__Figure dataset records__
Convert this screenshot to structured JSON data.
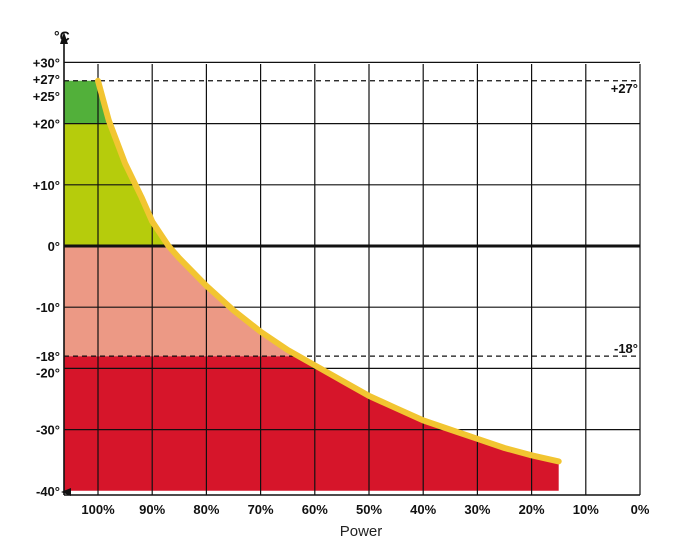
{
  "chart_data": {
    "type": "area",
    "xlabel": "Power",
    "y_unit": "°C",
    "x_ticks": [
      "100%",
      "90%",
      "80%",
      "70%",
      "60%",
      "50%",
      "40%",
      "30%",
      "20%",
      "10%",
      "0%"
    ],
    "x_tick_values": [
      100,
      90,
      80,
      70,
      60,
      50,
      40,
      30,
      20,
      10,
      0
    ],
    "y_ticks": [
      "+30°",
      "+27°",
      "+25°",
      "+20°",
      "+10°",
      "0°",
      "-10°",
      "-18°",
      "-20°",
      "-30°",
      "-40°"
    ],
    "y_tick_values": [
      30,
      27,
      25,
      20,
      10,
      0,
      -10,
      -18,
      -20,
      -30,
      -40
    ],
    "xlim": [
      105,
      0
    ],
    "ylim": [
      -40,
      30
    ],
    "reference_lines": [
      {
        "y": 27,
        "label": "+27°"
      },
      {
        "y": -18,
        "label": "-18°"
      }
    ],
    "curve": {
      "color": "#f2c531",
      "x": [
        100,
        98,
        95,
        92,
        90,
        87,
        85,
        80,
        75,
        70,
        65,
        60,
        55,
        50,
        45,
        40,
        35,
        30,
        25,
        20,
        15
      ],
      "y": [
        27,
        20.5,
        13.5,
        8,
        4,
        0,
        -2,
        -6.5,
        -10.5,
        -14,
        -17,
        -19.5,
        -22,
        -24.5,
        -26.5,
        -28.5,
        -30,
        -31.5,
        -33,
        -34.2,
        -35.2
      ]
    },
    "bands": [
      {
        "from": 20,
        "to": 27,
        "color": "#52b03a"
      },
      {
        "from": 0,
        "to": 20,
        "color": "#b6cc0c"
      },
      {
        "from": -18,
        "to": 0,
        "color": "#ec9985"
      },
      {
        "from": -40,
        "to": -18,
        "color": "#d6152a"
      }
    ],
    "grid": true
  }
}
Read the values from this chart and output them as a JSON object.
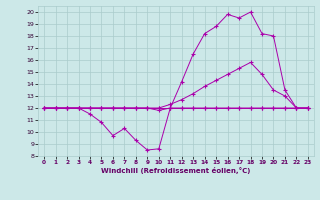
{
  "xlabel": "Windchill (Refroidissement éolien,°C)",
  "background_color": "#cce8e8",
  "grid_color": "#aacccc",
  "line_color": "#aa00aa",
  "xlim": [
    -0.5,
    23.5
  ],
  "ylim": [
    8,
    20.5
  ],
  "xticks": [
    0,
    1,
    2,
    3,
    4,
    5,
    6,
    7,
    8,
    9,
    10,
    11,
    12,
    13,
    14,
    15,
    16,
    17,
    18,
    19,
    20,
    21,
    22,
    23
  ],
  "yticks": [
    8,
    9,
    10,
    11,
    12,
    13,
    14,
    15,
    16,
    17,
    18,
    19,
    20
  ],
  "series": [
    {
      "x": [
        0,
        1,
        2,
        3,
        4,
        5,
        6,
        7,
        8,
        9,
        10,
        11,
        12,
        13,
        14,
        15,
        16,
        17,
        18,
        19,
        20,
        21,
        22,
        23
      ],
      "y": [
        12,
        12,
        12,
        12,
        12,
        12,
        12,
        12,
        12,
        12,
        12,
        12,
        12,
        12,
        12,
        12,
        12,
        12,
        12,
        12,
        12,
        12,
        12,
        12
      ]
    },
    {
      "x": [
        0,
        1,
        2,
        3,
        4,
        5,
        6,
        7,
        8,
        9,
        10,
        11,
        12,
        13,
        14,
        15,
        16,
        17,
        18,
        19,
        20,
        21,
        22,
        23
      ],
      "y": [
        12,
        12,
        12,
        12,
        11.5,
        10.8,
        9.7,
        10.3,
        9.3,
        8.5,
        8.6,
        12,
        12,
        12,
        12,
        12,
        12,
        12,
        12,
        12,
        12,
        12,
        12,
        12
      ]
    },
    {
      "x": [
        0,
        1,
        2,
        3,
        4,
        5,
        6,
        7,
        8,
        9,
        10,
        11,
        12,
        13,
        14,
        15,
        16,
        17,
        18,
        19,
        20,
        21,
        22,
        23
      ],
      "y": [
        12,
        12,
        12,
        12,
        12,
        12,
        12,
        12,
        12,
        12,
        12,
        12.3,
        12.7,
        13.2,
        13.8,
        14.3,
        14.8,
        15.3,
        15.8,
        14.8,
        13.5,
        13.0,
        12,
        12
      ]
    },
    {
      "x": [
        0,
        1,
        2,
        3,
        4,
        5,
        6,
        7,
        8,
        9,
        10,
        11,
        12,
        13,
        14,
        15,
        16,
        17,
        18,
        19,
        20,
        21,
        22,
        23
      ],
      "y": [
        12,
        12,
        12,
        12,
        12,
        12,
        12,
        12,
        12,
        12,
        11.8,
        12.0,
        14.2,
        16.5,
        18.2,
        18.8,
        19.8,
        19.5,
        20.0,
        18.2,
        18.0,
        13.5,
        12,
        12
      ]
    }
  ]
}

__Description of the task__
Look through the material and copy each line that has "from".

__Result for this task__
        "from": 20,
        "from": 0,
        "from": -18,
        "from": -40,
Read the values from this chart and output them as a JSON object.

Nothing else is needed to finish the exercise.